[Figure contents as structured data]

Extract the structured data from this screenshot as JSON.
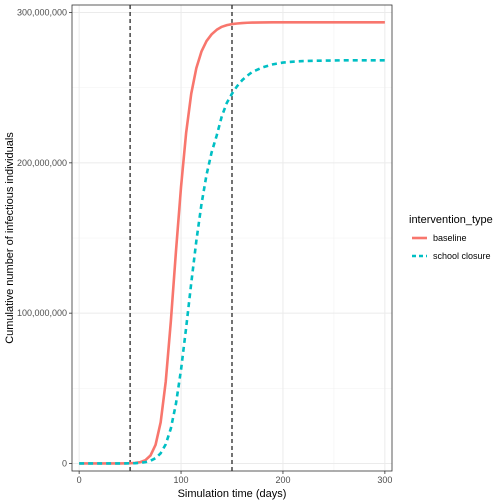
{
  "chart_data": {
    "type": "line",
    "xlabel": "Simulation time (days)",
    "ylabel": "Cumulative number of infectious individuals",
    "xlim": [
      -7,
      307
    ],
    "ylim": [
      -5000000,
      305000000
    ],
    "x_ticks": [
      0,
      100,
      200,
      300
    ],
    "x_tick_labels": [
      "0",
      "100",
      "200",
      "300"
    ],
    "y_ticks": [
      0,
      100000000,
      200000000,
      300000000
    ],
    "y_tick_labels": [
      "0",
      "100,000,000",
      "200,000,000",
      "300,000,000"
    ],
    "grid": true,
    "vlines": [
      50,
      150
    ],
    "legend": {
      "title": "intervention_type",
      "position": "right"
    },
    "x": [
      0,
      10,
      20,
      30,
      40,
      50,
      55,
      60,
      65,
      70,
      75,
      80,
      85,
      90,
      95,
      100,
      105,
      110,
      115,
      120,
      125,
      130,
      135,
      140,
      145,
      150,
      155,
      160,
      165,
      170,
      180,
      190,
      200,
      210,
      220,
      230,
      240,
      250,
      260,
      270,
      280,
      290,
      300
    ],
    "series": [
      {
        "name": "baseline",
        "color": "#F8766D",
        "dash": "solid",
        "values": [
          0,
          0,
          0,
          0,
          30000,
          150000,
          350000,
          900000,
          2200000,
          5300000,
          12400000,
          27400000,
          54600000,
          94600000,
          141000000,
          184000000,
          220000000,
          246000000,
          263000000,
          274000000,
          281000000,
          285500000,
          288500000,
          290500000,
          291600000,
          292300000,
          292700000,
          293000000,
          293200000,
          293300000,
          293400000,
          293450000,
          293500000,
          293500000,
          293500000,
          293500000,
          293500000,
          293500000,
          293500000,
          293500000,
          293500000,
          293500000,
          293500000
        ]
      },
      {
        "name": "school closure",
        "color": "#00BFC4",
        "dash": "dashed",
        "values": [
          0,
          0,
          0,
          0,
          20000,
          100000,
          200000,
          450000,
          900000,
          1800000,
          3500000,
          6800000,
          12800000,
          23300000,
          39700000,
          62400000,
          90300000,
          120000000,
          148000000,
          172300000,
          192000000,
          207000000,
          218200000,
          231000000,
          240000000,
          246000000,
          251000000,
          255000000,
          258000000,
          260500000,
          263500000,
          265500000,
          266700000,
          267300000,
          267700000,
          267900000,
          268000000,
          268100000,
          268200000,
          268200000,
          268200000,
          268200000,
          268200000
        ]
      }
    ]
  }
}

* **Given exercise**
Restate each of the entries above word for word and skip every image.

* **Result of this task**
Extract the structured data from this screenshot as JSON.
{
  "chart_data": {
    "type": "line",
    "xlabel": "Simulation time (days)",
    "ylabel": "Cumulative number of infectious individuals",
    "xlim": [
      -7,
      307
    ],
    "ylim": [
      -5000000,
      305000000
    ],
    "x_ticks": [
      0,
      100,
      200,
      300
    ],
    "x_tick_labels": [
      "0",
      "100",
      "200",
      "300"
    ],
    "y_ticks": [
      0,
      100000000,
      200000000,
      300000000
    ],
    "y_tick_labels": [
      "0",
      "100,000,000",
      "200,000,000",
      "300,000,000"
    ],
    "grid": true,
    "vlines": [
      50,
      150
    ],
    "legend": {
      "title": "intervention_type",
      "position": "right"
    },
    "x": [
      0,
      10,
      20,
      30,
      40,
      50,
      55,
      60,
      65,
      70,
      75,
      80,
      85,
      90,
      95,
      100,
      105,
      110,
      115,
      120,
      125,
      130,
      135,
      140,
      145,
      150,
      155,
      160,
      165,
      170,
      180,
      190,
      200,
      210,
      220,
      230,
      240,
      250,
      260,
      270,
      280,
      290,
      300
    ],
    "series": [
      {
        "name": "baseline",
        "color": "#F8766D",
        "dash": "solid",
        "values": [
          0,
          0,
          0,
          0,
          30000,
          150000,
          350000,
          900000,
          2200000,
          5300000,
          12400000,
          27400000,
          54600000,
          94600000,
          141000000,
          184000000,
          220000000,
          246000000,
          263000000,
          274000000,
          281000000,
          285500000,
          288500000,
          290500000,
          291600000,
          292300000,
          292700000,
          293000000,
          293200000,
          293300000,
          293400000,
          293450000,
          293500000,
          293500000,
          293500000,
          293500000,
          293500000,
          293500000,
          293500000,
          293500000,
          293500000,
          293500000,
          293500000
        ]
      },
      {
        "name": "school closure",
        "color": "#00BFC4",
        "dash": "dashed",
        "values": [
          0,
          0,
          0,
          0,
          20000,
          100000,
          200000,
          450000,
          900000,
          1800000,
          3500000,
          6800000,
          12800000,
          23300000,
          39700000,
          62400000,
          90300000,
          120000000,
          148000000,
          172300000,
          192000000,
          207000000,
          218200000,
          231000000,
          240000000,
          246000000,
          251000000,
          255000000,
          258000000,
          260500000,
          263500000,
          265500000,
          266700000,
          267300000,
          267700000,
          267900000,
          268000000,
          268100000,
          268200000,
          268200000,
          268200000,
          268200000,
          268200000
        ]
      }
    ]
  }
}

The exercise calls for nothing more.